Output the material below in full, exactly as it is.
═══
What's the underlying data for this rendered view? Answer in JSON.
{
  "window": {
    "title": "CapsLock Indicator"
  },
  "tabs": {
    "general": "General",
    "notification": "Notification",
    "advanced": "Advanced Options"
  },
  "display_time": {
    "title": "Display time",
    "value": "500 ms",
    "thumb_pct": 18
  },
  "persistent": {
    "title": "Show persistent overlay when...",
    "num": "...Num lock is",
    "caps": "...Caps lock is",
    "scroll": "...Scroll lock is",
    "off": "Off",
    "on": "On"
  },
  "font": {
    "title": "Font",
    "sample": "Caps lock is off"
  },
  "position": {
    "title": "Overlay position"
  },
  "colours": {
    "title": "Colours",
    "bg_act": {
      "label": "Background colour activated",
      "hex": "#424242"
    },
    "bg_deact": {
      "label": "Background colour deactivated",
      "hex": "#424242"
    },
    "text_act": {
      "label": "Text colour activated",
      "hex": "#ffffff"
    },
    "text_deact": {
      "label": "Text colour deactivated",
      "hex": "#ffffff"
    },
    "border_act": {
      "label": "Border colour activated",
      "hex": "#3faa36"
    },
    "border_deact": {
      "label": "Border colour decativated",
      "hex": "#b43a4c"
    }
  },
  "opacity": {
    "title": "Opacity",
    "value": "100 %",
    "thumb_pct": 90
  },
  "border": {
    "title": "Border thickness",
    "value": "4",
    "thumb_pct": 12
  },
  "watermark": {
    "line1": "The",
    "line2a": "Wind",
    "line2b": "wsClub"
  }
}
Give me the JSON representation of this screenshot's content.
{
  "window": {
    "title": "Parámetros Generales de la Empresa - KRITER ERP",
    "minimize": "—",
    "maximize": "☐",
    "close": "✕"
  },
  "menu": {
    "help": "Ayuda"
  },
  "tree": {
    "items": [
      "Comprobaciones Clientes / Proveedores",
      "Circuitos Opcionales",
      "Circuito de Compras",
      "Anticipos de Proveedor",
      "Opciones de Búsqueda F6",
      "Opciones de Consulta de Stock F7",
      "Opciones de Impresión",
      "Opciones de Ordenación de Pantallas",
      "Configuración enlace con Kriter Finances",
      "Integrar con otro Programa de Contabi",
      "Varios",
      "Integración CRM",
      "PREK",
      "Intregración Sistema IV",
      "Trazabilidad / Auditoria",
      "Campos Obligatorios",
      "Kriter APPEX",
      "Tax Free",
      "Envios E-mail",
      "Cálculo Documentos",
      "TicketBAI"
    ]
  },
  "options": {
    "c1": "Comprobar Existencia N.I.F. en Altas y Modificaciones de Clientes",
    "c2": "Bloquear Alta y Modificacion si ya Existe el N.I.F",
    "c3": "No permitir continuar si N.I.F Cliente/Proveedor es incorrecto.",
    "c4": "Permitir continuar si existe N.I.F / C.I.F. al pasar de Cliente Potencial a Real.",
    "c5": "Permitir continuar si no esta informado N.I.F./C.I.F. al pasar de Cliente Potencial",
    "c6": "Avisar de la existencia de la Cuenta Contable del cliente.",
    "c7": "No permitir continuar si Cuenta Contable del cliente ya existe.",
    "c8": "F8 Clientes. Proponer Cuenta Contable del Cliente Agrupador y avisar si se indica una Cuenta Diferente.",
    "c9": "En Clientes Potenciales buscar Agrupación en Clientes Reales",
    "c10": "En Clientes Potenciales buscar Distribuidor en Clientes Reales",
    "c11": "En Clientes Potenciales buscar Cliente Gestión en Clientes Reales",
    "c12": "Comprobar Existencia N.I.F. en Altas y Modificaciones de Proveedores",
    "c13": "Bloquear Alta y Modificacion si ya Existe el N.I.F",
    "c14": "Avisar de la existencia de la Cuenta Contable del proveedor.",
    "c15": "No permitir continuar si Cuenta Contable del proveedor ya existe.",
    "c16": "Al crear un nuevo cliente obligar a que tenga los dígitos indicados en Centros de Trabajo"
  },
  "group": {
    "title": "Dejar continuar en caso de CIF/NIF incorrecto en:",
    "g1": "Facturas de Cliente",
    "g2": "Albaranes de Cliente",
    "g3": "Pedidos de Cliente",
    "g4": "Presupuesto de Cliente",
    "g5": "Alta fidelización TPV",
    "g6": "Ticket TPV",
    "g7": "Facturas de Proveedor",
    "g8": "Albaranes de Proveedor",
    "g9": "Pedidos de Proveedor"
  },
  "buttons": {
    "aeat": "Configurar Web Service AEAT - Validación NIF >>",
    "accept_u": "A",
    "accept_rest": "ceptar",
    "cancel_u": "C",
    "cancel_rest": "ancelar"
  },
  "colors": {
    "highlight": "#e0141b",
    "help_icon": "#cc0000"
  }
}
═══
**Task result**
What's the underlying data for this rendered view? Answer in JSON.
{
  "window": {
    "title": "CapsLock Indicator"
  },
  "tabs": {
    "general": "General",
    "notification": "Notification",
    "advanced": "Advanced Options"
  },
  "display_time": {
    "title": "Display time",
    "value": "500 ms",
    "thumb_pct": 18
  },
  "persistent": {
    "title": "Show persistent overlay when...",
    "num": "...Num lock is",
    "caps": "...Caps lock is",
    "scroll": "...Scroll lock is",
    "off": "Off",
    "on": "On"
  },
  "font": {
    "title": "Font",
    "sample": "Caps lock is off"
  },
  "position": {
    "title": "Overlay position"
  },
  "colours": {
    "title": "Colours",
    "bg_act": {
      "label": "Background colour activated",
      "hex": "#424242"
    },
    "bg_deact": {
      "label": "Background colour deactivated",
      "hex": "#424242"
    },
    "text_act": {
      "label": "Text colour activated",
      "hex": "#ffffff"
    },
    "text_deact": {
      "label": "Text colour deactivated",
      "hex": "#ffffff"
    },
    "border_act": {
      "label": "Border colour activated",
      "hex": "#3faa36"
    },
    "border_deact": {
      "label": "Border colour decativated",
      "hex": "#b43a4c"
    }
  },
  "opacity": {
    "title": "Opacity",
    "value": "100 %",
    "thumb_pct": 90
  },
  "border": {
    "title": "Border thickness",
    "value": "4",
    "thumb_pct": 12
  },
  "watermark": {
    "line1": "The",
    "line2a": "Wind",
    "line2b": "wsClub"
  }
}
Give me the JSON representation of this screenshot's content.
{
  "window": {
    "title": "Parámetros Generales de la Empresa - KRITER ERP",
    "minimize": "—",
    "maximize": "☐",
    "close": "✕"
  },
  "menu": {
    "help": "Ayuda"
  },
  "tree": {
    "items": [
      "Comprobaciones Clientes / Proveedores",
      "Circuitos Opcionales",
      "Circuito de Compras",
      "Anticipos de Proveedor",
      "Opciones de Búsqueda F6",
      "Opciones de Consulta de Stock F7",
      "Opciones de Impresión",
      "Opciones de Ordenación de Pantallas",
      "Configuración enlace con Kriter Finances",
      "Integrar con otro Programa de Contabi",
      "Varios",
      "Integración CRM",
      "PREK",
      "Intregración Sistema IV",
      "Trazabilidad / Auditoria",
      "Campos Obligatorios",
      "Kriter APPEX",
      "Tax Free",
      "Envios E-mail",
      "Cálculo Documentos",
      "TicketBAI"
    ]
  },
  "options": {
    "c1": "Comprobar Existencia N.I.F. en Altas y Modificaciones de Clientes",
    "c2": "Bloquear Alta y Modificacion si ya Existe el N.I.F",
    "c3": "No permitir continuar si N.I.F Cliente/Proveedor es incorrecto.",
    "c4": "Permitir continuar si existe N.I.F / C.I.F. al pasar de Cliente Potencial a Real.",
    "c5": "Permitir continuar si no esta informado N.I.F./C.I.F. al pasar de Cliente Potencial",
    "c6": "Avisar de la existencia de la Cuenta Contable del cliente.",
    "c7": "No permitir continuar si Cuenta Contable del cliente ya existe.",
    "c8": "F8 Clientes. Proponer Cuenta Contable del Cliente Agrupador y avisar si se indica una Cuenta Diferente.",
    "c9": "En Clientes Potenciales buscar Agrupación en Clientes Reales",
    "c10": "En Clientes Potenciales buscar Distribuidor en Clientes Reales",
    "c11": "En Clientes Potenciales buscar Cliente Gestión en Clientes Reales",
    "c12": "Comprobar Existencia N.I.F. en Altas y Modificaciones de Proveedores",
    "c13": "Bloquear Alta y Modificacion si ya Existe el N.I.F",
    "c14": "Avisar de la existencia de la Cuenta Contable del proveedor.",
    "c15": "No permitir continuar si Cuenta Contable del proveedor ya existe.",
    "c16": "Al crear un nuevo cliente obligar a que tenga los dígitos indicados en Centros de Trabajo"
  },
  "group": {
    "title": "Dejar continuar en caso de CIF/NIF incorrecto en:",
    "g1": "Facturas de Cliente",
    "g2": "Albaranes de Cliente",
    "g3": "Pedidos de Cliente",
    "g4": "Presupuesto de Cliente",
    "g5": "Alta fidelización TPV",
    "g6": "Ticket TPV",
    "g7": "Facturas de Proveedor",
    "g8": "Albaranes de Proveedor",
    "g9": "Pedidos de Proveedor"
  },
  "buttons": {
    "aeat": "Configurar Web Service AEAT - Validación NIF >>",
    "accept_u": "A",
    "accept_rest": "ceptar",
    "cancel_u": "C",
    "cancel_rest": "ancelar"
  },
  "colors": {
    "highlight": "#e0141b",
    "help_icon": "#cc0000"
  }
}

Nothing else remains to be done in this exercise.